---------- MATERIAL PROVIDED ----------

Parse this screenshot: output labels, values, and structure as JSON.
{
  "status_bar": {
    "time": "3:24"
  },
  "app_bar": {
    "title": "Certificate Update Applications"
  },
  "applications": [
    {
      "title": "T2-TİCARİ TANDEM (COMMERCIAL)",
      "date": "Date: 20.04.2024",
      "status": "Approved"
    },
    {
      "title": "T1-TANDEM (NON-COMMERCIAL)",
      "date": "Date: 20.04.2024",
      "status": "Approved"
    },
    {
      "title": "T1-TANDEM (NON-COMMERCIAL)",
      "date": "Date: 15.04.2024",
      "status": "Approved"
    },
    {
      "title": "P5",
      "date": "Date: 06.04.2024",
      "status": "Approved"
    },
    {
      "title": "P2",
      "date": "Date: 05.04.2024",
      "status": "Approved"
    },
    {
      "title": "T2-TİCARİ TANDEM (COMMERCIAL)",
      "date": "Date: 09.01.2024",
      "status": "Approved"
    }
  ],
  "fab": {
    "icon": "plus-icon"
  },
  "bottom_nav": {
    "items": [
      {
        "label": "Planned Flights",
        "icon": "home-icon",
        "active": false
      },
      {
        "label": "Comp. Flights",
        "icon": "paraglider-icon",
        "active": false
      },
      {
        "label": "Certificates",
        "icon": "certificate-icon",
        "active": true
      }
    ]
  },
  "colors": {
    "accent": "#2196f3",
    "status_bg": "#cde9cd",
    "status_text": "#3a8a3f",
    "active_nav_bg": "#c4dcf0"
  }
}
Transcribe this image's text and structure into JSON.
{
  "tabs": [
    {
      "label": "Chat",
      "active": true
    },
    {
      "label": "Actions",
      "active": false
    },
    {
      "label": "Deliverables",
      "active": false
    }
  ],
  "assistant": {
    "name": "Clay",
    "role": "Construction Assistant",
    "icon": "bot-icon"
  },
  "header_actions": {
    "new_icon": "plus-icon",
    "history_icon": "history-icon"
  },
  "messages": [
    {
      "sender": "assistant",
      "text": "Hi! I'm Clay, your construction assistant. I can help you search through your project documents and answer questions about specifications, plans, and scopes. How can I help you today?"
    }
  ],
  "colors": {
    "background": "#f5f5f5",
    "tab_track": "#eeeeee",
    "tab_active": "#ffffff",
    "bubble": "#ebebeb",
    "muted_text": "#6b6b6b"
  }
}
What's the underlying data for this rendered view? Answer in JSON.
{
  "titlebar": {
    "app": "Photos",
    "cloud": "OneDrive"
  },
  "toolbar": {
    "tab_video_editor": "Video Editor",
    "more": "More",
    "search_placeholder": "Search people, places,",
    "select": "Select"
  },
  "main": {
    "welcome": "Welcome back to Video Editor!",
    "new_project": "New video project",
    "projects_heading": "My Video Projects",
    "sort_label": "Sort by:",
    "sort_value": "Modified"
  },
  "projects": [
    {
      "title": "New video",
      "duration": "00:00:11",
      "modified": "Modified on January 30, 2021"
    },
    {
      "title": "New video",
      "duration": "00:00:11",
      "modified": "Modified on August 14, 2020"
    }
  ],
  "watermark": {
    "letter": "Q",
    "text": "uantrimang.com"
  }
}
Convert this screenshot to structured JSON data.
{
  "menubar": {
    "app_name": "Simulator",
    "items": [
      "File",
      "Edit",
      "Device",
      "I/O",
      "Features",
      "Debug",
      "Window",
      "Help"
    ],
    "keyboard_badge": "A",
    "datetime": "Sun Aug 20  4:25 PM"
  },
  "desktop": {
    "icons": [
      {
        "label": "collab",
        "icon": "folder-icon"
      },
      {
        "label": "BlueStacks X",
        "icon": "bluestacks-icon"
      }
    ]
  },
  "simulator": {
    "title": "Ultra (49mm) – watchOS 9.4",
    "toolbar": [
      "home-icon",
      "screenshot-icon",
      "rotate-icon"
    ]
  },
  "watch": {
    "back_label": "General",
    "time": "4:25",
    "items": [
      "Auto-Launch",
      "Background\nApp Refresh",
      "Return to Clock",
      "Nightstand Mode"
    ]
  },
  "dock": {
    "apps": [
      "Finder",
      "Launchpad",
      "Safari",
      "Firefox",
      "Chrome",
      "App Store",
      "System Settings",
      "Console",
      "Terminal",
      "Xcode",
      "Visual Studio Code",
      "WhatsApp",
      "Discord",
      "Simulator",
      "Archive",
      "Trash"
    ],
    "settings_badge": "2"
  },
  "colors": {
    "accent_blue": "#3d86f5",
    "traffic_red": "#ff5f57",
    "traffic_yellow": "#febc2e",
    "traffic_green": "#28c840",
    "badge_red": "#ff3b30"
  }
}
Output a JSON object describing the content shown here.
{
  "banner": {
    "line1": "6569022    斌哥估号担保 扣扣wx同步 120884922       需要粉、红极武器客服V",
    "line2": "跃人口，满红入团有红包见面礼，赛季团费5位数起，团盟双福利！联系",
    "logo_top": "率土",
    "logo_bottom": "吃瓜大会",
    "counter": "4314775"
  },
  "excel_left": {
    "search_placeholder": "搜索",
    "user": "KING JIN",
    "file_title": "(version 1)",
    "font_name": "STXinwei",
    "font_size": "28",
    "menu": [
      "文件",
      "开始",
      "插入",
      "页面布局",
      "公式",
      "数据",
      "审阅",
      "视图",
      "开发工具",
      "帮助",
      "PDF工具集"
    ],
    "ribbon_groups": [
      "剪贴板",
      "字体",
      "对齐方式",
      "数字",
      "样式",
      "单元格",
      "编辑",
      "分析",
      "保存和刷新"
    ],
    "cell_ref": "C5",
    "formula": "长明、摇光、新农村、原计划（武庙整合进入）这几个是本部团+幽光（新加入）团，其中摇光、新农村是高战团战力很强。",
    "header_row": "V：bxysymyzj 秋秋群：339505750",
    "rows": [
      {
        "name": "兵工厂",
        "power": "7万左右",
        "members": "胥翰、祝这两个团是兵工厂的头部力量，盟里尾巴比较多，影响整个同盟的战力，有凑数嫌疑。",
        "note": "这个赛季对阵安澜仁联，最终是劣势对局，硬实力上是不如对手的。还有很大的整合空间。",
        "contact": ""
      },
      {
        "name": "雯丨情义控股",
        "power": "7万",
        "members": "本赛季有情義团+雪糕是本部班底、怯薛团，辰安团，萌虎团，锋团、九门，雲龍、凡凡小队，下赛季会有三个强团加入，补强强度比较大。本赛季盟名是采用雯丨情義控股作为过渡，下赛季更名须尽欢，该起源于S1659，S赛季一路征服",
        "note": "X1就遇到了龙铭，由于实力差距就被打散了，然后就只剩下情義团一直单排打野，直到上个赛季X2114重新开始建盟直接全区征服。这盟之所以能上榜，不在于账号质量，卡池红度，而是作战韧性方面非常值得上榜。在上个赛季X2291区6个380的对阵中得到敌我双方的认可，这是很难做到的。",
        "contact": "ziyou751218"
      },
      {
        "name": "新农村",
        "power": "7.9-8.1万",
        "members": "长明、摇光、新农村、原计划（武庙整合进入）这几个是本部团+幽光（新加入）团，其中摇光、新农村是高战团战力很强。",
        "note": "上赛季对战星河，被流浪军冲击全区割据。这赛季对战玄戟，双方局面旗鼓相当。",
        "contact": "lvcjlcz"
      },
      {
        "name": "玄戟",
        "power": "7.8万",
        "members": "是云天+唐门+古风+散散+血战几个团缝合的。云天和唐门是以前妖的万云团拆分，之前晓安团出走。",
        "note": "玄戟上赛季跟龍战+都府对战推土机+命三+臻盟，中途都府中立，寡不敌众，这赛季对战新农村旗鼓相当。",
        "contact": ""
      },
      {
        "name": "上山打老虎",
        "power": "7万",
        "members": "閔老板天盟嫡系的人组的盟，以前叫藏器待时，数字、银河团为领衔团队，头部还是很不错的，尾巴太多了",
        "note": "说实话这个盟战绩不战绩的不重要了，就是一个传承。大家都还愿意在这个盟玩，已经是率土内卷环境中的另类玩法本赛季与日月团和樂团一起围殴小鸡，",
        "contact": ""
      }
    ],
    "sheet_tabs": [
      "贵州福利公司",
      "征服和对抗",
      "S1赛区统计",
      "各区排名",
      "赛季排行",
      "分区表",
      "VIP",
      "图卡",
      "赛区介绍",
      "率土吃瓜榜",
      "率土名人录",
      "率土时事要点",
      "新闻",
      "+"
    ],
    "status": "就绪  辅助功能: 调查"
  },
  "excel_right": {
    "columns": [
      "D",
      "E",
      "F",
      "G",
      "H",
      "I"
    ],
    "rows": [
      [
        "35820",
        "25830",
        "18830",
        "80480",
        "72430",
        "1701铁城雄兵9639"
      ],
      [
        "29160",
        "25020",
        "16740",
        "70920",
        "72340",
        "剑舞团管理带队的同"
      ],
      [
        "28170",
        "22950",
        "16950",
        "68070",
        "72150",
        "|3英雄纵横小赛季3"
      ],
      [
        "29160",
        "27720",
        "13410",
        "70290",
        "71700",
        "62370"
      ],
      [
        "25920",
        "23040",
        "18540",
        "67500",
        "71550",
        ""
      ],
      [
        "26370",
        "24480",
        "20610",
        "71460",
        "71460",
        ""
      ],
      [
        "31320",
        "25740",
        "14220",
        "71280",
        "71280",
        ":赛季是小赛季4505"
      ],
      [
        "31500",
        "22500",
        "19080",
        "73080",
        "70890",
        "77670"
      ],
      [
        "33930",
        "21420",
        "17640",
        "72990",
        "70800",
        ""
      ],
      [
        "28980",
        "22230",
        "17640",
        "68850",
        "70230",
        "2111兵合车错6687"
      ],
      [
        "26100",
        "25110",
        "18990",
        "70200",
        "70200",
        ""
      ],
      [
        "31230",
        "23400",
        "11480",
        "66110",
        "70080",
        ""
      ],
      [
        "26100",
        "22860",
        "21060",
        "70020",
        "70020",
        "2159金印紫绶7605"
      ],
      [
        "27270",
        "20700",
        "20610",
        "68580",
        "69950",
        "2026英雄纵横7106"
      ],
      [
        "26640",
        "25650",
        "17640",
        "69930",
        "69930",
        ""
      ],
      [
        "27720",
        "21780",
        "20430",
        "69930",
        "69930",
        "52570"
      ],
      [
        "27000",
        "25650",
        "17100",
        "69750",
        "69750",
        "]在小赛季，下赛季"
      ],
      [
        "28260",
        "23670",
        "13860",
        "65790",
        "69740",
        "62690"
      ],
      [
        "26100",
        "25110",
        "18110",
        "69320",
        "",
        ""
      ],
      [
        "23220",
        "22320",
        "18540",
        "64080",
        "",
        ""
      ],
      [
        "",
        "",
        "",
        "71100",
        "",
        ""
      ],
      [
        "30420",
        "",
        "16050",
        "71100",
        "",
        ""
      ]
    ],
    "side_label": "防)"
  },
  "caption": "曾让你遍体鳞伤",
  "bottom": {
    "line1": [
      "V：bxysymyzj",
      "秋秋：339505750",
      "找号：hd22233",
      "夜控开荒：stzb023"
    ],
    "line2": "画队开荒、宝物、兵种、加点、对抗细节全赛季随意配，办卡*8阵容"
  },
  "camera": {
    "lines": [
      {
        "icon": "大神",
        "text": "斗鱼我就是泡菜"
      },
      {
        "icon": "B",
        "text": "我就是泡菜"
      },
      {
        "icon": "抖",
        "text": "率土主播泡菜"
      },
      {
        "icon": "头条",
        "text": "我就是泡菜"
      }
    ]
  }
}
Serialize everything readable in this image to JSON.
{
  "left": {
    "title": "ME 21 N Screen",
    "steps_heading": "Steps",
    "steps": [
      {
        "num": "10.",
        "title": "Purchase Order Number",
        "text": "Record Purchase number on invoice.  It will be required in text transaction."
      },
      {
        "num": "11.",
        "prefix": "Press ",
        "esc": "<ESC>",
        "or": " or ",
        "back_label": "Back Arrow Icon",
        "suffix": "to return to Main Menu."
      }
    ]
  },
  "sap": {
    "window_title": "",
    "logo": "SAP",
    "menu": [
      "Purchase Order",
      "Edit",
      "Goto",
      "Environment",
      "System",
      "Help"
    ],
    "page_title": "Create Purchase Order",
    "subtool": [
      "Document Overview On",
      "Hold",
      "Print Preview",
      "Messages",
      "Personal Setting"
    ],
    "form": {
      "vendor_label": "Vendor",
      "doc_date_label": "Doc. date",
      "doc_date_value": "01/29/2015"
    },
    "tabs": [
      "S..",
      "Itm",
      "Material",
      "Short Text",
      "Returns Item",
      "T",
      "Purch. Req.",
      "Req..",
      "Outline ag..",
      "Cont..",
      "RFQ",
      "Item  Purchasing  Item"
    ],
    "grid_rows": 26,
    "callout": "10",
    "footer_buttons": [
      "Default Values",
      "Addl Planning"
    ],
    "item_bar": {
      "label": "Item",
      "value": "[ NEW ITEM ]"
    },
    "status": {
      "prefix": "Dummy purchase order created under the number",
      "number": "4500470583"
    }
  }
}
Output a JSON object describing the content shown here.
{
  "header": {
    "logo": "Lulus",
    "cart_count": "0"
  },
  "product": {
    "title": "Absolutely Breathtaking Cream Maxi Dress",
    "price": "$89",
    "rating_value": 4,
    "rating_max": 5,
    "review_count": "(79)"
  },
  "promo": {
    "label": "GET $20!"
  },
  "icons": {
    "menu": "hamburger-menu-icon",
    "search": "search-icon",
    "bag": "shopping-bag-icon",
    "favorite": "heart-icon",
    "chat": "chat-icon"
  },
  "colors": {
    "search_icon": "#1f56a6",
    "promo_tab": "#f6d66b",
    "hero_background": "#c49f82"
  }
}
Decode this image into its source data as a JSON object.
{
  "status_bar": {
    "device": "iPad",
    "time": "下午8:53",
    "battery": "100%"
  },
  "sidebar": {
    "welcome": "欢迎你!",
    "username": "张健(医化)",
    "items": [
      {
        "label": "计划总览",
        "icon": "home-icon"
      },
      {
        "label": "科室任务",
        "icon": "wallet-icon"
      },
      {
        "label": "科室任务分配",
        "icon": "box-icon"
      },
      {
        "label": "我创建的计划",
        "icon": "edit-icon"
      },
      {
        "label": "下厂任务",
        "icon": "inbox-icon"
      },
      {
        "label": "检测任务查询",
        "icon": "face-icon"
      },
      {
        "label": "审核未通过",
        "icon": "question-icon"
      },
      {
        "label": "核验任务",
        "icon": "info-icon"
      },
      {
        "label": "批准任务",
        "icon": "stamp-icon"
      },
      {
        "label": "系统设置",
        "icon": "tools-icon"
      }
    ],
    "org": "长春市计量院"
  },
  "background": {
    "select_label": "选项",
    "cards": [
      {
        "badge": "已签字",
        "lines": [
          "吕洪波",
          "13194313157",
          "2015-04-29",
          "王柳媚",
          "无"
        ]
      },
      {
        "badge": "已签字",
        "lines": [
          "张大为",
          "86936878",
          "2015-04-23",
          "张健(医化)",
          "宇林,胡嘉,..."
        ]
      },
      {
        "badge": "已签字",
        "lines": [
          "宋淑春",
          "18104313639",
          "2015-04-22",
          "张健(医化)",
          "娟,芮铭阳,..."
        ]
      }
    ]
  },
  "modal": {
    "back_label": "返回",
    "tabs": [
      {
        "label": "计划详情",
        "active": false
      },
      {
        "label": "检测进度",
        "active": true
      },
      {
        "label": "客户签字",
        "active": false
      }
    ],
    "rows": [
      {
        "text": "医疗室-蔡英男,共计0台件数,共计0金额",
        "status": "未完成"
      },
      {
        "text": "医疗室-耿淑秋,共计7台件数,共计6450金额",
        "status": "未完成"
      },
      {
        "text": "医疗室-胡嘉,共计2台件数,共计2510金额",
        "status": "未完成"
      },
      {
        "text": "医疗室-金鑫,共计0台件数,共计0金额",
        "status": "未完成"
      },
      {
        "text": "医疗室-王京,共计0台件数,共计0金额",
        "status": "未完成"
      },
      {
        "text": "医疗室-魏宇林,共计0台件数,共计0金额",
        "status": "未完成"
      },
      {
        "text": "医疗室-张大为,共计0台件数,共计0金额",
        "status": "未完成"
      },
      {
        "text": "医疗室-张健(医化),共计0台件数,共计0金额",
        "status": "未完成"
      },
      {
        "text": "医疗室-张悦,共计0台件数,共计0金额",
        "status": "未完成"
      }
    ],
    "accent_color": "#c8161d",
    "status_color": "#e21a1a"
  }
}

----------

[THE REQUEST]: Identify and list each line with the word "image".

[OUTPUT FOR THIS TASK]:
Transcribe this image's text and structure into JSON.
Serialize everything readable in this image to JSON.
Decode this image into its source data as a JSON object.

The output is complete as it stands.